Lines of data
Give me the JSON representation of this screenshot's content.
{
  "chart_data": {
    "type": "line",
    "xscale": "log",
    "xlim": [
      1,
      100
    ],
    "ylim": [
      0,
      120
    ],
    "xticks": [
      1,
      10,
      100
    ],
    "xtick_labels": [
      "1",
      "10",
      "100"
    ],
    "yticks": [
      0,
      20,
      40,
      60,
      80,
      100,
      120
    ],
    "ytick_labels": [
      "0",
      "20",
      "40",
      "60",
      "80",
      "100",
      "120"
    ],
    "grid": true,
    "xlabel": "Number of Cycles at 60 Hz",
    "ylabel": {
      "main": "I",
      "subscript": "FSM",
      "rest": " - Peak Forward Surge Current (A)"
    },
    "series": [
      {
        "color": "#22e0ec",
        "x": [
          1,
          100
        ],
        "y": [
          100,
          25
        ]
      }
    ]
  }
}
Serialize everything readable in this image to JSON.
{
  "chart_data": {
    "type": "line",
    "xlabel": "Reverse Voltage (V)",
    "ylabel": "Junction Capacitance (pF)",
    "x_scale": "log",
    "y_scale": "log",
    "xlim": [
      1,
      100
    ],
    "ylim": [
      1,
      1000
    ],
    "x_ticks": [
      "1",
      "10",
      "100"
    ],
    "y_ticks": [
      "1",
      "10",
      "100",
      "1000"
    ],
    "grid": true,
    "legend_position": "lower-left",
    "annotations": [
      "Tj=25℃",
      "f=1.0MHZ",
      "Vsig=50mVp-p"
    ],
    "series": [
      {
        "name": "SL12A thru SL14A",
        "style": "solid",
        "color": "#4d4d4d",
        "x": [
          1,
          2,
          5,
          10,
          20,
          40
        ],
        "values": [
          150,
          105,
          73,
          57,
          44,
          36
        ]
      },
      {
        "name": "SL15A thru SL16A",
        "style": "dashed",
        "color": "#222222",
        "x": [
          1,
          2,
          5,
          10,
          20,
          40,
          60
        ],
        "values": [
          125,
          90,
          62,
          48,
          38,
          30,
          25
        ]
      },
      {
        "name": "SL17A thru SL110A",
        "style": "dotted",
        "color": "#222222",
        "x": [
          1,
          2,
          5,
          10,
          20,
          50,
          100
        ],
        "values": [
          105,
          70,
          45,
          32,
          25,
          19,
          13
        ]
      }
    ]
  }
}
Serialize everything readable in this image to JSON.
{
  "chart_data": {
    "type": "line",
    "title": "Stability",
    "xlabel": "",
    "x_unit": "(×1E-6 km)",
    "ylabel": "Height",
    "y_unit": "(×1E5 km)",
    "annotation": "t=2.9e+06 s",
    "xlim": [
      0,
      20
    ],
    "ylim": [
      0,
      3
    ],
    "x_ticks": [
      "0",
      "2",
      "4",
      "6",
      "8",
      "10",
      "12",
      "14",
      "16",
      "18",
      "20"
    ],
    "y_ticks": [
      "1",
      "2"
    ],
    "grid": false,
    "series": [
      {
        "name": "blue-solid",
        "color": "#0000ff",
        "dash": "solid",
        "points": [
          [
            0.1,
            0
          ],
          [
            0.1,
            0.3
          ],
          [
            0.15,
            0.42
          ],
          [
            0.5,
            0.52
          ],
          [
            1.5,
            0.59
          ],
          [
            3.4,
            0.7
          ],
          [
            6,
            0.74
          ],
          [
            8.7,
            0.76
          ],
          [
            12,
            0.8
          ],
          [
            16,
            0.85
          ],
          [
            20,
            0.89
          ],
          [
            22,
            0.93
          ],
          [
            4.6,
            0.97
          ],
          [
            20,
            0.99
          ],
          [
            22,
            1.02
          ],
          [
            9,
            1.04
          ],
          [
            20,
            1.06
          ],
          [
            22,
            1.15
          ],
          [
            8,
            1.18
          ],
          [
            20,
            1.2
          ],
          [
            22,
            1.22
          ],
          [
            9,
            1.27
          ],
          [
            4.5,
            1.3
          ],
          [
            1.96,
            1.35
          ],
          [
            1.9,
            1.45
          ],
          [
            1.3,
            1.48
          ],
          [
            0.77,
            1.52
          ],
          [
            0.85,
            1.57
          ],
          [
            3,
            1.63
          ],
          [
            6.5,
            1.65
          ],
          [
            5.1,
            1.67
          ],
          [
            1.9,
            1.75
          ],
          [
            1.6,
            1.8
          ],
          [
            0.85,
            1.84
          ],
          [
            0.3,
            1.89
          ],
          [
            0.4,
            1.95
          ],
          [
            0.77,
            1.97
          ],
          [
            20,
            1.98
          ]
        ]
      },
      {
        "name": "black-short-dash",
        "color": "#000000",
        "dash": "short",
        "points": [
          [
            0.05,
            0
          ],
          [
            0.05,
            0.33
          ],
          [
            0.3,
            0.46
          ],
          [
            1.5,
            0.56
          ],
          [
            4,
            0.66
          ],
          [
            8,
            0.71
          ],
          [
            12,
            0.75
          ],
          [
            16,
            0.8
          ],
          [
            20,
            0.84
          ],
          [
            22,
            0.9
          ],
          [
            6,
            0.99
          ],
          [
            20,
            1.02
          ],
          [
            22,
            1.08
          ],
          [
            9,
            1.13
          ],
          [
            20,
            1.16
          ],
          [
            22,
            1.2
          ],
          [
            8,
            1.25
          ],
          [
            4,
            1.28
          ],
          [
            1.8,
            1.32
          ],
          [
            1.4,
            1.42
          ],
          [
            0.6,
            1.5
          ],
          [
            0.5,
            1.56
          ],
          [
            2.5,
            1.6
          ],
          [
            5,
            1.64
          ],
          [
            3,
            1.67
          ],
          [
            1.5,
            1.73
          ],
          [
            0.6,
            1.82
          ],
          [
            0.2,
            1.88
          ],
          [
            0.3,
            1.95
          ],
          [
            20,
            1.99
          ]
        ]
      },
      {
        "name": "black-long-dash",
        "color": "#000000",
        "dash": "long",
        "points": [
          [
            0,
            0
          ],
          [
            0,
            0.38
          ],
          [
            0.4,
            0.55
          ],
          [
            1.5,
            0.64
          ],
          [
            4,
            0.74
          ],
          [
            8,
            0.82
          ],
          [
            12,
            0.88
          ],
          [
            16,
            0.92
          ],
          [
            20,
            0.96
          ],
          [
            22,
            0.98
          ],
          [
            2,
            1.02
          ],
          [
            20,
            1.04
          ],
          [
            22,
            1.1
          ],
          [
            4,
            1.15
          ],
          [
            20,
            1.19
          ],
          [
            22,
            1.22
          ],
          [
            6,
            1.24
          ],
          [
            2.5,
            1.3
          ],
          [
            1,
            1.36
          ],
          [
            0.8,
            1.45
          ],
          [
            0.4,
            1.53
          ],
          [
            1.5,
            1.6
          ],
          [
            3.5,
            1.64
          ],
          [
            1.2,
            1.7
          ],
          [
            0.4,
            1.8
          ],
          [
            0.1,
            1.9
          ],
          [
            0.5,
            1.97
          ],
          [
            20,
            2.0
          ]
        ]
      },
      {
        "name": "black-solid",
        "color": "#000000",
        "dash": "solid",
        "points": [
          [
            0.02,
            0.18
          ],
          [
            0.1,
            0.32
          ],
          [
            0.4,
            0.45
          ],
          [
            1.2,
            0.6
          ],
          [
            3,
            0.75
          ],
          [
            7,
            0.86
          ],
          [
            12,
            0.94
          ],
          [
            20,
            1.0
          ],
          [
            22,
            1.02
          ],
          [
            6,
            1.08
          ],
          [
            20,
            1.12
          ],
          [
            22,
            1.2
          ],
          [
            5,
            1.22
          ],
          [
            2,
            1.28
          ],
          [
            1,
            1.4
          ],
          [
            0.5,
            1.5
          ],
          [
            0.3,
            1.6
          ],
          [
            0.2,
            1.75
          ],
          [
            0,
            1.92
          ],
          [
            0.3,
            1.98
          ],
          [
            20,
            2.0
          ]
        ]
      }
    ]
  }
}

- _Set problem_: Write the entire listing out again, word for word.

- _Complete answer_:
Give me the JSON representation of this screenshot's content.
{
  "chart_data": {
    "type": "line",
    "xscale": "log",
    "xlim": [
      1,
      100
    ],
    "ylim": [
      0,
      120
    ],
    "xticks": [
      1,
      10,
      100
    ],
    "xtick_labels": [
      "1",
      "10",
      "100"
    ],
    "yticks": [
      0,
      20,
      40,
      60,
      80,
      100,
      120
    ],
    "ytick_labels": [
      "0",
      "20",
      "40",
      "60",
      "80",
      "100",
      "120"
    ],
    "grid": true,
    "xlabel": "Number of Cycles at 60 Hz",
    "ylabel": {
      "main": "I",
      "subscript": "FSM",
      "rest": " - Peak Forward Surge Current (A)"
    },
    "series": [
      {
        "color": "#22e0ec",
        "x": [
          1,
          100
        ],
        "y": [
          100,
          25
        ]
      }
    ]
  }
}
Serialize everything readable in this image to JSON.
{
  "chart_data": {
    "type": "line",
    "xlabel": "Reverse Voltage (V)",
    "ylabel": "Junction Capacitance (pF)",
    "x_scale": "log",
    "y_scale": "log",
    "xlim": [
      1,
      100
    ],
    "ylim": [
      1,
      1000
    ],
    "x_ticks": [
      "1",
      "10",
      "100"
    ],
    "y_ticks": [
      "1",
      "10",
      "100",
      "1000"
    ],
    "grid": true,
    "legend_position": "lower-left",
    "annotations": [
      "Tj=25℃",
      "f=1.0MHZ",
      "Vsig=50mVp-p"
    ],
    "series": [
      {
        "name": "SL12A thru SL14A",
        "style": "solid",
        "color": "#4d4d4d",
        "x": [
          1,
          2,
          5,
          10,
          20,
          40
        ],
        "values": [
          150,
          105,
          73,
          57,
          44,
          36
        ]
      },
      {
        "name": "SL15A thru SL16A",
        "style": "dashed",
        "color": "#222222",
        "x": [
          1,
          2,
          5,
          10,
          20,
          40,
          60
        ],
        "values": [
          125,
          90,
          62,
          48,
          38,
          30,
          25
        ]
      },
      {
        "name": "SL17A thru SL110A",
        "style": "dotted",
        "color": "#222222",
        "x": [
          1,
          2,
          5,
          10,
          20,
          50,
          100
        ],
        "values": [
          105,
          70,
          45,
          32,
          25,
          19,
          13
        ]
      }
    ]
  }
}
Serialize everything readable in this image to JSON.
{
  "chart_data": {
    "type": "line",
    "title": "Stability",
    "xlabel": "",
    "x_unit": "(×1E-6 km)",
    "ylabel": "Height",
    "y_unit": "(×1E5 km)",
    "annotation": "t=2.9e+06 s",
    "xlim": [
      0,
      20
    ],
    "ylim": [
      0,
      3
    ],
    "x_ticks": [
      "0",
      "2",
      "4",
      "6",
      "8",
      "10",
      "12",
      "14",
      "16",
      "18",
      "20"
    ],
    "y_ticks": [
      "1",
      "2"
    ],
    "grid": false,
    "series": [
      {
        "name": "blue-solid",
        "color": "#0000ff",
        "dash": "solid",
        "points": [
          [
            0.1,
            0
          ],
          [
            0.1,
            0.3
          ],
          [
            0.15,
            0.42
          ],
          [
            0.5,
            0.52
          ],
          [
            1.5,
            0.59
          ],
          [
            3.4,
            0.7
          ],
          [
            6,
            0.74
          ],
          [
            8.7,
            0.76
          ],
          [
            12,
            0.8
          ],
          [
            16,
            0.85
          ],
          [
            20,
            0.89
          ],
          [
            22,
            0.93
          ],
          [
            4.6,
            0.97
          ],
          [
            20,
            0.99
          ],
          [
            22,
            1.02
          ],
          [
            9,
            1.04
          ],
          [
            20,
            1.06
          ],
          [
            22,
            1.15
          ],
          [
            8,
            1.18
          ],
          [
            20,
            1.2
          ],
          [
            22,
            1.22
          ],
          [
            9,
            1.27
          ],
          [
            4.5,
            1.3
          ],
          [
            1.96,
            1.35
          ],
          [
            1.9,
            1.45
          ],
          [
            1.3,
            1.48
          ],
          [
            0.77,
            1.52
          ],
          [
            0.85,
            1.57
          ],
          [
            3,
            1.63
          ],
          [
            6.5,
            1.65
          ],
          [
            5.1,
            1.67
          ],
          [
            1.9,
            1.75
          ],
          [
            1.6,
            1.8
          ],
          [
            0.85,
            1.84
          ],
          [
            0.3,
            1.89
          ],
          [
            0.4,
            1.95
          ],
          [
            0.77,
            1.97
          ],
          [
            20,
            1.98
          ]
        ]
      },
      {
        "name": "black-short-dash",
        "color": "#000000",
        "dash": "short",
        "points": [
          [
            0.05,
            0
          ],
          [
            0.05,
            0.33
          ],
          [
            0.3,
            0.46
          ],
          [
            1.5,
            0.56
          ],
          [
            4,
            0.66
          ],
          [
            8,
            0.71
          ],
          [
            12,
            0.75
          ],
          [
            16,
            0.8
          ],
          [
            20,
            0.84
          ],
          [
            22,
            0.9
          ],
          [
            6,
            0.99
          ],
          [
            20,
            1.02
          ],
          [
            22,
            1.08
          ],
          [
            9,
            1.13
          ],
          [
            20,
            1.16
          ],
          [
            22,
            1.2
          ],
          [
            8,
            1.25
          ],
          [
            4,
            1.28
          ],
          [
            1.8,
            1.32
          ],
          [
            1.4,
            1.42
          ],
          [
            0.6,
            1.5
          ],
          [
            0.5,
            1.56
          ],
          [
            2.5,
            1.6
          ],
          [
            5,
            1.64
          ],
          [
            3,
            1.67
          ],
          [
            1.5,
            1.73
          ],
          [
            0.6,
            1.82
          ],
          [
            0.2,
            1.88
          ],
          [
            0.3,
            1.95
          ],
          [
            20,
            1.99
          ]
        ]
      },
      {
        "name": "black-long-dash",
        "color": "#000000",
        "dash": "long",
        "points": [
          [
            0,
            0
          ],
          [
            0,
            0.38
          ],
          [
            0.4,
            0.55
          ],
          [
            1.5,
            0.64
          ],
          [
            4,
            0.74
          ],
          [
            8,
            0.82
          ],
          [
            12,
            0.88
          ],
          [
            16,
            0.92
          ],
          [
            20,
            0.96
          ],
          [
            22,
            0.98
          ],
          [
            2,
            1.02
          ],
          [
            20,
            1.04
          ],
          [
            22,
            1.1
          ],
          [
            4,
            1.15
          ],
          [
            20,
            1.19
          ],
          [
            22,
            1.22
          ],
          [
            6,
            1.24
          ],
          [
            2.5,
            1.3
          ],
          [
            1,
            1.36
          ],
          [
            0.8,
            1.45
          ],
          [
            0.4,
            1.53
          ],
          [
            1.5,
            1.6
          ],
          [
            3.5,
            1.64
          ],
          [
            1.2,
            1.7
          ],
          [
            0.4,
            1.8
          ],
          [
            0.1,
            1.9
          ],
          [
            0.5,
            1.97
          ],
          [
            20,
            2.0
          ]
        ]
      },
      {
        "name": "black-solid",
        "color": "#000000",
        "dash": "solid",
        "points": [
          [
            0.02,
            0.18
          ],
          [
            0.1,
            0.32
          ],
          [
            0.4,
            0.45
          ],
          [
            1.2,
            0.6
          ],
          [
            3,
            0.75
          ],
          [
            7,
            0.86
          ],
          [
            12,
            0.94
          ],
          [
            20,
            1.0
          ],
          [
            22,
            1.02
          ],
          [
            6,
            1.08
          ],
          [
            20,
            1.12
          ],
          [
            22,
            1.2
          ],
          [
            5,
            1.22
          ],
          [
            2,
            1.28
          ],
          [
            1,
            1.4
          ],
          [
            0.5,
            1.5
          ],
          [
            0.3,
            1.6
          ],
          [
            0.2,
            1.75
          ],
          [
            0,
            1.92
          ],
          [
            0.3,
            1.98
          ],
          [
            20,
            2.0
          ]
        ]
      }
    ]
  }
}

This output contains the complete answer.